## Begin LISTED ENTRIES

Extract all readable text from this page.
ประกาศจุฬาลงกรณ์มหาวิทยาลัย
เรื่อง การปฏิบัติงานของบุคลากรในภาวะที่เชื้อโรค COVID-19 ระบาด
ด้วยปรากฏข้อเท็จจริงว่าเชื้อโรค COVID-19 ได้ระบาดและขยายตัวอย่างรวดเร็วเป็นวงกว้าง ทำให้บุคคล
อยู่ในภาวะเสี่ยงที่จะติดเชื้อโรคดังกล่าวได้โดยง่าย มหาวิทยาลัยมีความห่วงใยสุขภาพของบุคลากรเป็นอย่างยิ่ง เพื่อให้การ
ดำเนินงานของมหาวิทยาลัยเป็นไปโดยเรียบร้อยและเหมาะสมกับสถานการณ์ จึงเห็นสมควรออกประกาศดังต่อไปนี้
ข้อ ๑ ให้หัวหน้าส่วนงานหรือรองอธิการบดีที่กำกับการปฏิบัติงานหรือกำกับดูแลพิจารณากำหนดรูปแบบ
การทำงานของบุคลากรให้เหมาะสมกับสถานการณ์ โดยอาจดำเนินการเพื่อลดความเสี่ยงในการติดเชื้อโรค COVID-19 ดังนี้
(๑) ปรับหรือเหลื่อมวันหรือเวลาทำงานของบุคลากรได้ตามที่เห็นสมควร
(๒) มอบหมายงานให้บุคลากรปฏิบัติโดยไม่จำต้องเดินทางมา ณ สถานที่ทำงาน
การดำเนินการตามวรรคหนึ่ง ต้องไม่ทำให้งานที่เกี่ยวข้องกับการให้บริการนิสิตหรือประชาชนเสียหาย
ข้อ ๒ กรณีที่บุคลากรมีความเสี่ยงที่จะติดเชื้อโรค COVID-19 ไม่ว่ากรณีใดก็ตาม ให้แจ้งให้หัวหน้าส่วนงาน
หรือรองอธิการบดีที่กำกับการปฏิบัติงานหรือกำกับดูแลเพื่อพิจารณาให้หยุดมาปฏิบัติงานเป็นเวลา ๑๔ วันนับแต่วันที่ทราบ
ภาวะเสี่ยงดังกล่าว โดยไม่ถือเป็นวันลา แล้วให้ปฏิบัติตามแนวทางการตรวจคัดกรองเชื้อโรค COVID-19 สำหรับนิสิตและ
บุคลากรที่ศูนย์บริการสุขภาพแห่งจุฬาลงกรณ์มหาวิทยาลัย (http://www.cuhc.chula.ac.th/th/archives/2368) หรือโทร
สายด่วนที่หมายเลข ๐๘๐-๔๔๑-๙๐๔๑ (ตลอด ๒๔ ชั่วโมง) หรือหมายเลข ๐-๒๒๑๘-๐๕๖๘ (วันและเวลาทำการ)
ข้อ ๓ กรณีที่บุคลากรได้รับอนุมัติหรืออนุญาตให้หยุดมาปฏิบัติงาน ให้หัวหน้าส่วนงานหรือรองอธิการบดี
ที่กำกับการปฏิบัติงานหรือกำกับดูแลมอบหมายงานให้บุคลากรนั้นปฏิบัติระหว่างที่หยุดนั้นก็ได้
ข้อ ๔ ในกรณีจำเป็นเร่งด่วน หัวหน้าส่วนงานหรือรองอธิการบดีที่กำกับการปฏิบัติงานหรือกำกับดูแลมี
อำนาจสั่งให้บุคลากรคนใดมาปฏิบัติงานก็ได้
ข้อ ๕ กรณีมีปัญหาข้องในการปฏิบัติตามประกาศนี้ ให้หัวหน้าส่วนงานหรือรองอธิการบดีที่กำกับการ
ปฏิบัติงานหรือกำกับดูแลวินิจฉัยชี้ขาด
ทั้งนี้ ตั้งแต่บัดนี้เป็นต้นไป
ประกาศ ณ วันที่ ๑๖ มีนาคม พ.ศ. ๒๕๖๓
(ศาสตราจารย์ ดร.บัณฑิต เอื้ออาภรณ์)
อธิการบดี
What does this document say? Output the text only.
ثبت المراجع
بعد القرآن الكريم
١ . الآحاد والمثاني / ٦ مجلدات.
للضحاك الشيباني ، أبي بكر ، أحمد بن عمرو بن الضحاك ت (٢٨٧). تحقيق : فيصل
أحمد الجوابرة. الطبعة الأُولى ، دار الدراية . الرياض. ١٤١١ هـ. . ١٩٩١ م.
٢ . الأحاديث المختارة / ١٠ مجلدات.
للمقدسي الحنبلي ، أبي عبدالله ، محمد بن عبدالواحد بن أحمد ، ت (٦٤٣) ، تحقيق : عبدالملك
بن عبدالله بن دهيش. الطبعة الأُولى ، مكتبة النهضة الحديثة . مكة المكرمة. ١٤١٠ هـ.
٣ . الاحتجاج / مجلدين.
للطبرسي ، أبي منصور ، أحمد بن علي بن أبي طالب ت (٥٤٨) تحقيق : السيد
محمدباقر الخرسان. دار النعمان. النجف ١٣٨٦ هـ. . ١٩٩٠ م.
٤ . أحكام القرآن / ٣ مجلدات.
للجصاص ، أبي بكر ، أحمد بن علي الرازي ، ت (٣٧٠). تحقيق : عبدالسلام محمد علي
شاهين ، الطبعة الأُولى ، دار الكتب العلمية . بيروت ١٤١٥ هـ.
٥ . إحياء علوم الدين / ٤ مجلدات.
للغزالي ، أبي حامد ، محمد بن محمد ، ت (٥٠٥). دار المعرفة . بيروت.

## End LISTED ENTRIES

§ **STATED PROBLEM**
Repeat the records above exactly as they appear.

§ **EXERCISE SOLUTION**
Extract all readable text from this page.
ประกาศจุฬาลงกรณ์มหาวิทยาลัย
เรื่อง การปฏิบัติงานของบุคลากรในภาวะที่เชื้อโรค COVID-19 ระบาด
ด้วยปรากฏข้อเท็จจริงว่าเชื้อโรค COVID-19 ได้ระบาดและขยายตัวอย่างรวดเร็วเป็นวงกว้าง ทำให้บุคคล
อยู่ในภาวะเสี่ยงที่จะติดเชื้อโรคดังกล่าวได้โดยง่าย มหาวิทยาลัยมีความห่วงใยสุขภาพของบุคลากรเป็นอย่างยิ่ง เพื่อให้การ
ดำเนินงานของมหาวิทยาลัยเป็นไปโดยเรียบร้อยและเหมาะสมกับสถานการณ์ จึงเห็นสมควรออกประกาศดังต่อไปนี้
ข้อ ๑ ให้หัวหน้าส่วนงานหรือรองอธิการบดีที่กำกับการปฏิบัติงานหรือกำกับดูแลพิจารณากำหนดรูปแบบ
การทำงานของบุคลากรให้เหมาะสมกับสถานการณ์ โดยอาจดำเนินการเพื่อลดความเสี่ยงในการติดเชื้อโรค COVID-19 ดังนี้
(๑) ปรับหรือเหลื่อมวันหรือเวลาทำงานของบุคลากรได้ตามที่เห็นสมควร
(๒) มอบหมายงานให้บุคลากรปฏิบัติโดยไม่จำต้องเดินทางมา ณ สถานที่ทำงาน
การดำเนินการตามวรรคหนึ่ง ต้องไม่ทำให้งานที่เกี่ยวข้องกับการให้บริการนิสิตหรือประชาชนเสียหาย
ข้อ ๒ กรณีที่บุคลากรมีความเสี่ยงที่จะติดเชื้อโรค COVID-19 ไม่ว่ากรณีใดก็ตาม ให้แจ้งให้หัวหน้าส่วนงาน
หรือรองอธิการบดีที่กำกับการปฏิบัติงานหรือกำกับดูแลเพื่อพิจารณาให้หยุดมาปฏิบัติงานเป็นเวลา ๑๔ วันนับแต่วันที่ทราบ
ภาวะเสี่ยงดังกล่าว โดยไม่ถือเป็นวันลา แล้วให้ปฏิบัติตามแนวทางการตรวจคัดกรองเชื้อโรค COVID-19 สำหรับนิสิตและ
บุคลากรที่ศูนย์บริการสุขภาพแห่งจุฬาลงกรณ์มหาวิทยาลัย (http://www.cuhc.chula.ac.th/th/archives/2368) หรือโทร
สายด่วนที่หมายเลข ๐๘๐-๔๔๑-๙๐๔๑ (ตลอด ๒๔ ชั่วโมง) หรือหมายเลข ๐-๒๒๑๘-๐๕๖๘ (วันและเวลาทำการ)
ข้อ ๓ กรณีที่บุคลากรได้รับอนุมัติหรืออนุญาตให้หยุดมาปฏิบัติงาน ให้หัวหน้าส่วนงานหรือรองอธิการบดี
ที่กำกับการปฏิบัติงานหรือกำกับดูแลมอบหมายงานให้บุคลากรนั้นปฏิบัติระหว่างที่หยุดนั้นก็ได้
ข้อ ๔ ในกรณีจำเป็นเร่งด่วน หัวหน้าส่วนงานหรือรองอธิการบดีที่กำกับการปฏิบัติงานหรือกำกับดูแลมี
อำนาจสั่งให้บุคลากรคนใดมาปฏิบัติงานก็ได้
ข้อ ๕ กรณีมีปัญหาข้องในการปฏิบัติตามประกาศนี้ ให้หัวหน้าส่วนงานหรือรองอธิการบดีที่กำกับการ
ปฏิบัติงานหรือกำกับดูแลวินิจฉัยชี้ขาด
ทั้งนี้ ตั้งแต่บัดนี้เป็นต้นไป
ประกาศ ณ วันที่ ๑๖ มีนาคม พ.ศ. ๒๕๖๓
(ศาสตราจารย์ ดร.บัณฑิต เอื้ออาภรณ์)
อธิการบดี
What does this document say? Output the text only.
ثبت المراجع
بعد القرآن الكريم
١ . الآحاد والمثاني / ٦ مجلدات.
للضحاك الشيباني ، أبي بكر ، أحمد بن عمرو بن الضحاك ت (٢٨٧). تحقيق : فيصل
أحمد الجوابرة. الطبعة الأُولى ، دار الدراية . الرياض. ١٤١١ هـ. . ١٩٩١ م.
٢ . الأحاديث المختارة / ١٠ مجلدات.
للمقدسي الحنبلي ، أبي عبدالله ، محمد بن عبدالواحد بن أحمد ، ت (٦٤٣) ، تحقيق : عبدالملك
بن عبدالله بن دهيش. الطبعة الأُولى ، مكتبة النهضة الحديثة . مكة المكرمة. ١٤١٠ هـ.
٣ . الاحتجاج / مجلدين.
للطبرسي ، أبي منصور ، أحمد بن علي بن أبي طالب ت (٥٤٨) تحقيق : السيد
محمدباقر الخرسان. دار النعمان. النجف ١٣٨٦ هـ. . ١٩٩٠ م.
٤ . أحكام القرآن / ٣ مجلدات.
للجصاص ، أبي بكر ، أحمد بن علي الرازي ، ت (٣٧٠). تحقيق : عبدالسلام محمد علي
شاهين ، الطبعة الأُولى ، دار الكتب العلمية . بيروت ١٤١٥ هـ.
٥ . إحياء علوم الدين / ٤ مجلدات.
للغزالي ، أبي حامد ، محمد بن محمد ، ت (٥٠٥). دار المعرفة . بيروت.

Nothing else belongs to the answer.